-------- Extracted records --------

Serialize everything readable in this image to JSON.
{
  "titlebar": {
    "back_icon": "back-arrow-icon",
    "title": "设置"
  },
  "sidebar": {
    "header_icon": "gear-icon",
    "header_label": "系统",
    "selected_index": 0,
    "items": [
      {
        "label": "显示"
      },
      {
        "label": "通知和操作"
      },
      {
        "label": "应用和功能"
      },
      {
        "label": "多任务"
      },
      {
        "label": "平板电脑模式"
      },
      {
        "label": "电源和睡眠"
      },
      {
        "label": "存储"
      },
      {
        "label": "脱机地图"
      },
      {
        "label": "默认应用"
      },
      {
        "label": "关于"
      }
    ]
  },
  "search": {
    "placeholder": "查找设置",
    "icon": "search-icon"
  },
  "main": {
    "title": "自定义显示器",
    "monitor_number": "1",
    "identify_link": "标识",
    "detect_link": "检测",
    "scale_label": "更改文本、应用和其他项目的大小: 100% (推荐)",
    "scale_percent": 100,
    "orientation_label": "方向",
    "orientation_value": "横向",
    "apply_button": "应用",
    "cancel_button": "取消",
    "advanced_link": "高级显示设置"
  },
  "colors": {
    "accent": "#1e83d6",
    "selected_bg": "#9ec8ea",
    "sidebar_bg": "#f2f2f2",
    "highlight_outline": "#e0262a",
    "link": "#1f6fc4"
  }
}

--------

▶ Problem
Repeat the records above exactly, from the first line to the last.

▶ Correct response
Serialize everything readable in this image to JSON.
{
  "titlebar": {
    "back_icon": "back-arrow-icon",
    "title": "设置"
  },
  "sidebar": {
    "header_icon": "gear-icon",
    "header_label": "系统",
    "selected_index": 0,
    "items": [
      {
        "label": "显示"
      },
      {
        "label": "通知和操作"
      },
      {
        "label": "应用和功能"
      },
      {
        "label": "多任务"
      },
      {
        "label": "平板电脑模式"
      },
      {
        "label": "电源和睡眠"
      },
      {
        "label": "存储"
      },
      {
        "label": "脱机地图"
      },
      {
        "label": "默认应用"
      },
      {
        "label": "关于"
      }
    ]
  },
  "search": {
    "placeholder": "查找设置",
    "icon": "search-icon"
  },
  "main": {
    "title": "自定义显示器",
    "monitor_number": "1",
    "identify_link": "标识",
    "detect_link": "检测",
    "scale_label": "更改文本、应用和其他项目的大小: 100% (推荐)",
    "scale_percent": 100,
    "orientation_label": "方向",
    "orientation_value": "横向",
    "apply_button": "应用",
    "cancel_button": "取消",
    "advanced_link": "高级显示设置"
  },
  "colors": {
    "accent": "#1e83d6",
    "selected_bg": "#9ec8ea",
    "sidebar_bg": "#f2f2f2",
    "highlight_outline": "#e0262a",
    "link": "#1f6fc4"
  }
}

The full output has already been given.